§ **Input rows**:
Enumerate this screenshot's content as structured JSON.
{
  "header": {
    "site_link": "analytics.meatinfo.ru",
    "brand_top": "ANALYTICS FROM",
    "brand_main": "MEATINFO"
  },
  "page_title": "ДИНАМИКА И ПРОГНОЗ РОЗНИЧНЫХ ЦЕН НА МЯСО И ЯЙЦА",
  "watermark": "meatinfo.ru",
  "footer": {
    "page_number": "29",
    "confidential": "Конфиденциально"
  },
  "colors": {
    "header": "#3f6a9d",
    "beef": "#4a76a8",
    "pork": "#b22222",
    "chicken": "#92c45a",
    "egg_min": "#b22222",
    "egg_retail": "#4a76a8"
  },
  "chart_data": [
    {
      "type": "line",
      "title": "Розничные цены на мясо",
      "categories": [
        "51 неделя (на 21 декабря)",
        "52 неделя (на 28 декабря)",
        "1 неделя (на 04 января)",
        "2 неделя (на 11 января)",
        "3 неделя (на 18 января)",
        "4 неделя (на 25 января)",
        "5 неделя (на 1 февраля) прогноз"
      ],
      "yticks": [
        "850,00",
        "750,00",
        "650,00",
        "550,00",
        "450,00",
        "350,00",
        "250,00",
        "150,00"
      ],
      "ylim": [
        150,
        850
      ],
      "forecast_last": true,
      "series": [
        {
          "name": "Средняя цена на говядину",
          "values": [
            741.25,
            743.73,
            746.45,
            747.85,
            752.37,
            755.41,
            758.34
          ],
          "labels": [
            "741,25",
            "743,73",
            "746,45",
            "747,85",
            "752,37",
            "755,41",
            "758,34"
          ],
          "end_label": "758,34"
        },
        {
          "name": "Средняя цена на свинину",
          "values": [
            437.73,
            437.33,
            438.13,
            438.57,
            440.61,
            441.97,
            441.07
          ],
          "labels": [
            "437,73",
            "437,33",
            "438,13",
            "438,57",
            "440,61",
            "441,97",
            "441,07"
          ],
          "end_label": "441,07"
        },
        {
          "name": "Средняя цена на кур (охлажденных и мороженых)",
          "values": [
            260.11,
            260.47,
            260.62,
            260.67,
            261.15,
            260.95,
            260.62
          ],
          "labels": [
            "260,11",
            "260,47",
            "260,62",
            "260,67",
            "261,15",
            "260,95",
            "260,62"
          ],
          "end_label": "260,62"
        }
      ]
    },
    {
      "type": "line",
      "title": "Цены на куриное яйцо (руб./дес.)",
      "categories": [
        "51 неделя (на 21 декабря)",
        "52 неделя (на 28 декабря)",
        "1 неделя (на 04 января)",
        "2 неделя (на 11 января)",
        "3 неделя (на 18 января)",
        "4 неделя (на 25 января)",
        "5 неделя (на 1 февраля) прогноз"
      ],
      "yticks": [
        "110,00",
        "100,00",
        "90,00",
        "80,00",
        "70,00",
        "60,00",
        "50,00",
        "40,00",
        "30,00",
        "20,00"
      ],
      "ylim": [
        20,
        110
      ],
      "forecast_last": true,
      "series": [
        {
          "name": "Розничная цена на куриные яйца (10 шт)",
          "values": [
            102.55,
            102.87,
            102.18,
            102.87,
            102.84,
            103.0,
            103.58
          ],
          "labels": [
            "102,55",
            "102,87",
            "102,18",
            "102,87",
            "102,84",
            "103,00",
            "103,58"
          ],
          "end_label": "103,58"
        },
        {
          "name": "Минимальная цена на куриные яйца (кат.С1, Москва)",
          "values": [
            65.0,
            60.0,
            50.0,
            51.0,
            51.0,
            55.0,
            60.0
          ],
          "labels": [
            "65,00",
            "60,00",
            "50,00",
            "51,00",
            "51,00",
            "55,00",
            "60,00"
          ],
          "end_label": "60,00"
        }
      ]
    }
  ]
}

§ **Brief**:
Work out how many lines of the listing above include the word "куриные". Reply with nothing but the count.

§ **In response**:
2